● TASK INPUT:

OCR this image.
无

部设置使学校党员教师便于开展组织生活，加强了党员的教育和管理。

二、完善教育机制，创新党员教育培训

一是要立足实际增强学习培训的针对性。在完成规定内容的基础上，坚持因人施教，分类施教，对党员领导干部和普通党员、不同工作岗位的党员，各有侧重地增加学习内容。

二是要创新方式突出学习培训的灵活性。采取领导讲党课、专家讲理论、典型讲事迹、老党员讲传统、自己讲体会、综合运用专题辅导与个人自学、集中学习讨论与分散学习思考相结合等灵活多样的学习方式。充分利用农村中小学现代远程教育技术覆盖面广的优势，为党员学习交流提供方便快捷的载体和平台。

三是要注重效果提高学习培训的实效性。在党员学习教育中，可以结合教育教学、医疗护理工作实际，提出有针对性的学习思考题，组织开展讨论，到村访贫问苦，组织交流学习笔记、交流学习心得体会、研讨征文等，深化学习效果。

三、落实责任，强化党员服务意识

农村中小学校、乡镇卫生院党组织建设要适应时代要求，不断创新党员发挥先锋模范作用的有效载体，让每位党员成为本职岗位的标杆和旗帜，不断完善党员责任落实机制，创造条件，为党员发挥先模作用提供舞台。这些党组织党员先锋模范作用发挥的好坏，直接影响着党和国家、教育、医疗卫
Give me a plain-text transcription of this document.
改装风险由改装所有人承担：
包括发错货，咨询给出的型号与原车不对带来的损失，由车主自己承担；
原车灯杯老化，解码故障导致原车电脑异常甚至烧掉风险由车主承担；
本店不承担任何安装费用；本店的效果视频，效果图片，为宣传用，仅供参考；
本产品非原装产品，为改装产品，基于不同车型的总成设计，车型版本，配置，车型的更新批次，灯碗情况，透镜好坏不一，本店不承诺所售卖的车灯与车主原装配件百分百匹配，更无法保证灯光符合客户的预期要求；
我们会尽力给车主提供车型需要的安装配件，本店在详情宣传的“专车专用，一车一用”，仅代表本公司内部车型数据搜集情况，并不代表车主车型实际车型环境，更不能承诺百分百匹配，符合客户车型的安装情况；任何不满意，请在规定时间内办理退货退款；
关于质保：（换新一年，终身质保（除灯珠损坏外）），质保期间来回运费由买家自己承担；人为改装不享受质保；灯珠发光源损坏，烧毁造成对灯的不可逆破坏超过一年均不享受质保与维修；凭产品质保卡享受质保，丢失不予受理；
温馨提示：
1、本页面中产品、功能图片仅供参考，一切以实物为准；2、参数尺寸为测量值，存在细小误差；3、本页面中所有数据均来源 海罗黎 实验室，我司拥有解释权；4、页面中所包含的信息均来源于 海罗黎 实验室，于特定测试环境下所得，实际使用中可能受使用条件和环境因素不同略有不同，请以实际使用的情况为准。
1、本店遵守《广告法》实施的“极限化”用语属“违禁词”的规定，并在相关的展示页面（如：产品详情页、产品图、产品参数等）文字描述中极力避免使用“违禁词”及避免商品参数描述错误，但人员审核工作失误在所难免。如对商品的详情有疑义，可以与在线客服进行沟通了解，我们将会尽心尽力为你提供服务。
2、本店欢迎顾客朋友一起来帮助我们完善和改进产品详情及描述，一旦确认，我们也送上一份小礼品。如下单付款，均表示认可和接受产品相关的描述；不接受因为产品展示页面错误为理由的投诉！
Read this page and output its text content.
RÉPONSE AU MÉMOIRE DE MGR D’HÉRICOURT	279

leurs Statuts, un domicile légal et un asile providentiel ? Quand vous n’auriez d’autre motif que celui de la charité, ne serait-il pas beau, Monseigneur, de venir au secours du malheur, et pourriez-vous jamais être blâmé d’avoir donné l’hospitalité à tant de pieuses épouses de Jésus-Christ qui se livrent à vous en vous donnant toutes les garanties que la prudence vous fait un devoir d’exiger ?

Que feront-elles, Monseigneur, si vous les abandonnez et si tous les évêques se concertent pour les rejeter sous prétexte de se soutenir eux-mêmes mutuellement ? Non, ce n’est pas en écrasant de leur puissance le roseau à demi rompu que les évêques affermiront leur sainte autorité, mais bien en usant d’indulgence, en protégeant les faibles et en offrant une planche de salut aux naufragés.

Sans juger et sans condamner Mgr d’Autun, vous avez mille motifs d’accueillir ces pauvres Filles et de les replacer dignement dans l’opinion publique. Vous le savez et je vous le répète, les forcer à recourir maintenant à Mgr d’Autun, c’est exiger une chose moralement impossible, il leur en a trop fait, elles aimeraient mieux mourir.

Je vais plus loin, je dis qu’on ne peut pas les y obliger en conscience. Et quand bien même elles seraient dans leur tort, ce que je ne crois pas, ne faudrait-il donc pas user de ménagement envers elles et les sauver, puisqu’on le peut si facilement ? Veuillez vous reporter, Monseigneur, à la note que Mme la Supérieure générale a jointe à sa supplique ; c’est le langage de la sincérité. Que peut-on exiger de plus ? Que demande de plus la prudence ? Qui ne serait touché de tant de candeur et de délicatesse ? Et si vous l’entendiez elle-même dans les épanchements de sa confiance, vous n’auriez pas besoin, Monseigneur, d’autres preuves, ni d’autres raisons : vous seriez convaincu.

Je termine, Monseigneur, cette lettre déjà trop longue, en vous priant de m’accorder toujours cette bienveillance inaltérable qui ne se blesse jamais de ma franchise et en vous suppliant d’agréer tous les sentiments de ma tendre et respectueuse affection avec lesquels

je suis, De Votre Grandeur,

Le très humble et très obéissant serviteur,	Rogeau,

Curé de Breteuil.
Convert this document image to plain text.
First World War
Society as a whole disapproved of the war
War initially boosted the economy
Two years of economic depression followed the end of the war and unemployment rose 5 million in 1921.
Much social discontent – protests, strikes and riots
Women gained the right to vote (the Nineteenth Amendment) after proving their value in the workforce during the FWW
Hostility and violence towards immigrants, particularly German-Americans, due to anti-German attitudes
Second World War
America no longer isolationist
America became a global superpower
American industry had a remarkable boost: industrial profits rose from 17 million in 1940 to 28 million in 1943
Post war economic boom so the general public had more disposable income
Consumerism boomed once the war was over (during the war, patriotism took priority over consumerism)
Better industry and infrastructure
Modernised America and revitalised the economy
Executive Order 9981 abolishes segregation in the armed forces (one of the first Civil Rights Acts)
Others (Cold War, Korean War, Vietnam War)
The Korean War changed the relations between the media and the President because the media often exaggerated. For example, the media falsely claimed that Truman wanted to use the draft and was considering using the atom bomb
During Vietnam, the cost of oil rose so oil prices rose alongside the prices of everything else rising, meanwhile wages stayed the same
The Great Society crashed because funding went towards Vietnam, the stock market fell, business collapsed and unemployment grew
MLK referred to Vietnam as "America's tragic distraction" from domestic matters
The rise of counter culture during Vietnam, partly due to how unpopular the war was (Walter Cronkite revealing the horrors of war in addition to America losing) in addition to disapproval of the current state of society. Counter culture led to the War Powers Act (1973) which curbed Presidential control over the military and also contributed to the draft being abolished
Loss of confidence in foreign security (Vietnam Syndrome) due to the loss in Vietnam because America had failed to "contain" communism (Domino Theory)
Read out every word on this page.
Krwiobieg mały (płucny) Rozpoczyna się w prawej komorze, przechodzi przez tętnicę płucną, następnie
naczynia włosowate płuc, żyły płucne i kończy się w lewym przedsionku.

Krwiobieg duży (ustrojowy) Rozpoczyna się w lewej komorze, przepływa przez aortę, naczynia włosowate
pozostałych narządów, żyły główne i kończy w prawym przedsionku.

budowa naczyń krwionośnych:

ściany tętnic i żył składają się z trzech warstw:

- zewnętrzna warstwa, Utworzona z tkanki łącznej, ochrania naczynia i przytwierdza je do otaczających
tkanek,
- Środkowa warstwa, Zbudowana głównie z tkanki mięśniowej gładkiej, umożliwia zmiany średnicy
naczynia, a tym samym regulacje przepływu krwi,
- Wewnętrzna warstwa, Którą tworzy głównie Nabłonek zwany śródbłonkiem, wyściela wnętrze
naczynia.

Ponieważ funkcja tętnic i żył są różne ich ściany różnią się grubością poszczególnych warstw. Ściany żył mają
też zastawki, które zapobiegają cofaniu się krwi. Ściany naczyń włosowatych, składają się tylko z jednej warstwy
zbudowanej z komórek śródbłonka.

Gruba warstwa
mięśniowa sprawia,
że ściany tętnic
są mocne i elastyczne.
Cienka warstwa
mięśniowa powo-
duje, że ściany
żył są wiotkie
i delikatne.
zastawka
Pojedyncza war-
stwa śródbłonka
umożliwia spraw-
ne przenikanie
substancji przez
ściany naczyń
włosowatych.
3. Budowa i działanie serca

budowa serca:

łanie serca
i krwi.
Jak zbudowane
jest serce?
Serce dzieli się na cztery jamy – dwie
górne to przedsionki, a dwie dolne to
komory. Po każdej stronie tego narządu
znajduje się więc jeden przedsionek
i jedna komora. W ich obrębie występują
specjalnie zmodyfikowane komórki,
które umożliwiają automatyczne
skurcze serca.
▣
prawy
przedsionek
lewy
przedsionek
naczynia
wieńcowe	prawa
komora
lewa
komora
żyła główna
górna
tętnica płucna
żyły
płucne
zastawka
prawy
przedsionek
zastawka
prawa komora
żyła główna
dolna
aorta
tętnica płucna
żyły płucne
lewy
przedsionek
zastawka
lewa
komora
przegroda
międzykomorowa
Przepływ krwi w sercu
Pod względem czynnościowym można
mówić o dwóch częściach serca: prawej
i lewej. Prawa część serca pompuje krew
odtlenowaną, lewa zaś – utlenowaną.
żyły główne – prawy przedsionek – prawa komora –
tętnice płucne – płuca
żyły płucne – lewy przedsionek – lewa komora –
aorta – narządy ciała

● TASK DETAILS:
Copy out each line of the entries that holds "Rozpoczyna".

● WRITTEN SOLUTION:
Krwiobieg mały (płucny) Rozpoczyna się w prawej komorze, przechodzi przez tętnicę płucną, następnie
Krwiobieg duży (ustrojowy) Rozpoczyna się w lewej komorze, przepływa przez aortę, naczynia włosowate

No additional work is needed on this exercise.